Texte d'étude:
● ● ● ● ● ● ●

On entre de plain-pied dans Hôtel Andromeda: deux femmes boivent le thé au dernier étage d’une maison londonienne. «Je n’ai que des morceaux», dit la plus âgée. Elle parle du sucre, mais la plus jeune, elle aussi, n’a que des morceaux. C’est de cela qu’elle est venue se plaindre: le livre auquel elle travaille peine à prendre forme. Elle ne trouve pas le fil qui relierait ces fragments et s’interroge sur le sens d’une démarche qui, croit-elle, n’intéresse qu’elle. Elle évoque aussi sa sœur, Alice, quelque part du côté de la Russie, dont elle n’a aucune nouvelle: «Même dans mes rêves, elle ne m’en donne pas.»

Sur quoi porte le livre d’Helena? Où est sa sœur et qu’y fait-elle? On l’apprend peu à peu, à travers d’autres dialogues, la plupart ont lieu dans cette maison. Au sous-sol habite Tom qui écrit des romans et voudrait retenir Helena plus souvent, mais son lit est trop étroit pour qu’elle s’y attarde. Elle vit et travaille au rez-de-chaussée. Au-dessus de sa tête, une famille emménage, on ne les verra que peu. Tout en haut, «sur le toit du monde», Ruth, la vieille dame. Elle a des origines russes, fume beaucoup et le détachement de l’âge lui permet de relativiser les angoisses de sa voisine.

● ● ● ● ● ● ●

(Données de compréhension de documents)
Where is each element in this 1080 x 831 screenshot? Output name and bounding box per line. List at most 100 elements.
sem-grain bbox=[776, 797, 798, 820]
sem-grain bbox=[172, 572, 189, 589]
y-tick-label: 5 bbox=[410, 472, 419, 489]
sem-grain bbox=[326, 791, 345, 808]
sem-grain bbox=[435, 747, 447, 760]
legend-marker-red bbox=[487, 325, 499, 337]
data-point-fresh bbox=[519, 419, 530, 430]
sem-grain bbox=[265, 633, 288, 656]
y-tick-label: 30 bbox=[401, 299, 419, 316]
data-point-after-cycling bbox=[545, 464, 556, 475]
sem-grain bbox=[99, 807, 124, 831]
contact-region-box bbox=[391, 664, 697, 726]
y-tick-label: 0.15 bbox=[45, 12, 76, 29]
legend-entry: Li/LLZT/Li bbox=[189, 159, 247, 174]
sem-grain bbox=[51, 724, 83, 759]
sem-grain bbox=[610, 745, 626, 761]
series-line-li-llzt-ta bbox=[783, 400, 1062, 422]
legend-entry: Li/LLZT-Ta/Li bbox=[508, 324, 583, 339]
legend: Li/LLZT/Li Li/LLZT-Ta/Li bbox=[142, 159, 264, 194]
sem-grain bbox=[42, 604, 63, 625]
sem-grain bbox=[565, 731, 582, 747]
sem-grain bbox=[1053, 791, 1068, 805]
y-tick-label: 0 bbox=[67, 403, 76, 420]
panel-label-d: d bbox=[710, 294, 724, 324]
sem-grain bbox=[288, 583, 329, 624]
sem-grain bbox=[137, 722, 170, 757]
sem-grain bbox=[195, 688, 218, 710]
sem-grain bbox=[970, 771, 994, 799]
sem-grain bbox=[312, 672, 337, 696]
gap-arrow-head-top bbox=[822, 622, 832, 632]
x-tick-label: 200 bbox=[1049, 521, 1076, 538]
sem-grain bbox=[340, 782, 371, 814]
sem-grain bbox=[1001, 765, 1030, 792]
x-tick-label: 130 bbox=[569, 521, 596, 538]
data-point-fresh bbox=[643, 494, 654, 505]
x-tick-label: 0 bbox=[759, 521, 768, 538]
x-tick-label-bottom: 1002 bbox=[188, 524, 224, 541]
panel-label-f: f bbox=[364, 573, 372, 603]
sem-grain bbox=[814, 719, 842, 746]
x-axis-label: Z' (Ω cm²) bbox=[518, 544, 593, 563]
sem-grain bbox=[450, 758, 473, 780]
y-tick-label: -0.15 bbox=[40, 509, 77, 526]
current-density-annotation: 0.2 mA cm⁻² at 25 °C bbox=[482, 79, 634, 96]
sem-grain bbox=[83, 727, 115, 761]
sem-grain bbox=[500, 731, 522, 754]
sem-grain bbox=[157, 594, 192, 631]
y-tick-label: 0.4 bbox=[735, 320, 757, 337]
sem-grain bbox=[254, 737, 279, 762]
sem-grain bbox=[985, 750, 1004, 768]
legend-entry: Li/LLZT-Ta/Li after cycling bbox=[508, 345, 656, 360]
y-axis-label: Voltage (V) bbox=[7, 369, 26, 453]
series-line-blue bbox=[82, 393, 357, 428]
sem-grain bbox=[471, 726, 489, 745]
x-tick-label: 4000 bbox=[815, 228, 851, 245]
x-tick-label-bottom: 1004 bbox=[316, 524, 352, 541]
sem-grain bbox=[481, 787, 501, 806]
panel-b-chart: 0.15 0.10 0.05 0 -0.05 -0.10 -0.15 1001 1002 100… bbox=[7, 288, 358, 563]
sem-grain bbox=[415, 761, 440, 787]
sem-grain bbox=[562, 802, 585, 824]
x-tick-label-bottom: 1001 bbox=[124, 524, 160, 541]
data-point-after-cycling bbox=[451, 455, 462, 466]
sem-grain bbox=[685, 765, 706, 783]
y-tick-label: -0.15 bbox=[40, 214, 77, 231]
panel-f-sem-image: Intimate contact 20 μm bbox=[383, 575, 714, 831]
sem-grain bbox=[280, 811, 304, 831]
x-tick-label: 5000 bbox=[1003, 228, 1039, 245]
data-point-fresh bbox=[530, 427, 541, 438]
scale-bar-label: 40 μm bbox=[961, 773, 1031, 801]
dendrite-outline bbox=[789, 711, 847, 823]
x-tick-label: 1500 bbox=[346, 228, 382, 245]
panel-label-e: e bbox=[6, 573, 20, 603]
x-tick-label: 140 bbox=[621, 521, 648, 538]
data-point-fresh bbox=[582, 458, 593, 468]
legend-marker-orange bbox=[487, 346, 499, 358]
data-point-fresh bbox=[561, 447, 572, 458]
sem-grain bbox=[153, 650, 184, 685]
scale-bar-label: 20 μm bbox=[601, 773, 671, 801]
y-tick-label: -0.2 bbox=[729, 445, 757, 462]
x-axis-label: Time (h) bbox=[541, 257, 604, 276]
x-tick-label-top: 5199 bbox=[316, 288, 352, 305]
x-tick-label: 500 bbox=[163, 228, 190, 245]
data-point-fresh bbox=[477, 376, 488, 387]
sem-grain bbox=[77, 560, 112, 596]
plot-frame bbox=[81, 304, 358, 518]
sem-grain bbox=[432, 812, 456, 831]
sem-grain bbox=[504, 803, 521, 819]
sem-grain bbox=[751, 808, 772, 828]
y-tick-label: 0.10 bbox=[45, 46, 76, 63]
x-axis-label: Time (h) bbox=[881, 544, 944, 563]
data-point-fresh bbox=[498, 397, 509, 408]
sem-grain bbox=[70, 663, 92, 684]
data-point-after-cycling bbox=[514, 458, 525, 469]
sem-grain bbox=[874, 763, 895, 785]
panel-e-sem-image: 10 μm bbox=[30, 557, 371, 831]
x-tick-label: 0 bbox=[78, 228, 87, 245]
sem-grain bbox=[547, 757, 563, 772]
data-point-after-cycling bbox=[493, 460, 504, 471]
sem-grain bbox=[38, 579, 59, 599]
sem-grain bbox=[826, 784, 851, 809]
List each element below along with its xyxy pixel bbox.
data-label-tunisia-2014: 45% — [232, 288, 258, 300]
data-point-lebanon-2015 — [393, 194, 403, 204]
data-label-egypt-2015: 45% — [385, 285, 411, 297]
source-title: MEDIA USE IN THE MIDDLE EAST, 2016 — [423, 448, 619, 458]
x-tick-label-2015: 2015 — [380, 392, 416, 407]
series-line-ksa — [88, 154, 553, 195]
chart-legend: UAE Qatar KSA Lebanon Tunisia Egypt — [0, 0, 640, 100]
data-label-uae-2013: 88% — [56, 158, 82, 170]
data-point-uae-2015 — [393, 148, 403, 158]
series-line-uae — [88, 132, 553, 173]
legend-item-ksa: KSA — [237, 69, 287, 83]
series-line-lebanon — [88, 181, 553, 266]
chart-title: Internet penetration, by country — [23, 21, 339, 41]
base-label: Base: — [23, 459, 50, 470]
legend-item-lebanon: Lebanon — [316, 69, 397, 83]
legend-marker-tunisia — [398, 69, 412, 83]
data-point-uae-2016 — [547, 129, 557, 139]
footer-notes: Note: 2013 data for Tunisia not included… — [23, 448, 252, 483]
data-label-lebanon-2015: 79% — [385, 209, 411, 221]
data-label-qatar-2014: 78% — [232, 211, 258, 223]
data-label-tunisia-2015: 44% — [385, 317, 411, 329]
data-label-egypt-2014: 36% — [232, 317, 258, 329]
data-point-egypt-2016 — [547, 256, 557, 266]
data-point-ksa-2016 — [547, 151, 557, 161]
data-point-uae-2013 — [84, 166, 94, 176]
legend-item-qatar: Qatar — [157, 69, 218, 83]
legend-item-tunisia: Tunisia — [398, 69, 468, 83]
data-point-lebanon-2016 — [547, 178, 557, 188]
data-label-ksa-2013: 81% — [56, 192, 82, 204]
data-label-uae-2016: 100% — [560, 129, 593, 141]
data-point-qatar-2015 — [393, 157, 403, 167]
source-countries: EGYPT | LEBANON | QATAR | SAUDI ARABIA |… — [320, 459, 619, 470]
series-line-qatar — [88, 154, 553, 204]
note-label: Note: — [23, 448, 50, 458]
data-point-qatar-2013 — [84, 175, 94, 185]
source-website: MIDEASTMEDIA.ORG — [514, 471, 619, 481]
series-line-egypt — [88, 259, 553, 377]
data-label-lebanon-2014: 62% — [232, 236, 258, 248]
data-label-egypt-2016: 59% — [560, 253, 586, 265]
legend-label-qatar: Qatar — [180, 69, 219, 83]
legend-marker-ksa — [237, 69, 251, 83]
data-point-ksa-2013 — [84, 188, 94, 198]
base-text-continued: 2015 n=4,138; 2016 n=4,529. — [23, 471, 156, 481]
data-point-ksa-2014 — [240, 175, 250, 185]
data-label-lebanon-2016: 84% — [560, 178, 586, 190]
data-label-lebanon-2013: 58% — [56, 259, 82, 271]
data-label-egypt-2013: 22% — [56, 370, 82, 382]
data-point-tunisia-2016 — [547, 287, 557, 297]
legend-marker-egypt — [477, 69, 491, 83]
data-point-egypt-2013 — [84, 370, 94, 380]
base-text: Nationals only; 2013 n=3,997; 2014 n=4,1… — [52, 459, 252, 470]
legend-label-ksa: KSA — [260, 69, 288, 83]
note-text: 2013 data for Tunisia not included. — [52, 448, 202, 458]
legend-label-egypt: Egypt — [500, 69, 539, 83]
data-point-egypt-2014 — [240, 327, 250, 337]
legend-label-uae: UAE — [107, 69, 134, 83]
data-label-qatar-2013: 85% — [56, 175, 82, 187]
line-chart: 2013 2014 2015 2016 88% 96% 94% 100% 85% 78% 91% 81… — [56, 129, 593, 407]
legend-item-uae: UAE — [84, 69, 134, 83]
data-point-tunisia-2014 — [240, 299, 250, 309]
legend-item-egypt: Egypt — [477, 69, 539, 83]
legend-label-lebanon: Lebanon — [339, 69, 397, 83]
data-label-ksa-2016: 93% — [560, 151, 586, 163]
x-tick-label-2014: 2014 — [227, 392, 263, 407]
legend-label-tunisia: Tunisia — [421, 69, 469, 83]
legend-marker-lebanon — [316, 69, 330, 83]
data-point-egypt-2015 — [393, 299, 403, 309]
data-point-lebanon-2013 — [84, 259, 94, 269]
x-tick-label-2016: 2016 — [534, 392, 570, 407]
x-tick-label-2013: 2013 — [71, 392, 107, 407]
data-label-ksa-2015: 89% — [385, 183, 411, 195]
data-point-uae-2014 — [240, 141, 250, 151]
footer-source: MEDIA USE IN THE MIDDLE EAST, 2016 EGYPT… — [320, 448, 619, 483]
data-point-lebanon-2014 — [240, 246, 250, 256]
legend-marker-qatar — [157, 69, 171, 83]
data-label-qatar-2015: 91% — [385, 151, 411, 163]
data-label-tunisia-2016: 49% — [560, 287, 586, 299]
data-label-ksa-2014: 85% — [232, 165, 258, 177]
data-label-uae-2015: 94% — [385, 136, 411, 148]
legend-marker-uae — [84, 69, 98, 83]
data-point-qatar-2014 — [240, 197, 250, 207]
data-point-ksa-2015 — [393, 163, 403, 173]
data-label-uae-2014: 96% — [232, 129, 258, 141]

● ● ● ● ● ● ●

Consigne: Les affirmations suivantes s'accordent-elles avec le texte sur Hôtel Andromeda ? (a) Helena habite au sous-sol de la maison. (b) Ruth a des origines russes. (c) Quand la plus âgée dit n'avoir « que des morceaux », elle parle du sucre. Répondez par oui ou par non, en citant à chaque fois les mots décisifs du texte. Le listing provient d'une source distincte du texte.

Réponse attendue:
(a) Non : « Elle vit et travaille au rez-de-chaussée. »
(b) Oui : « Elle a des origines russes »
(c) Oui : « Elle parle du sucre »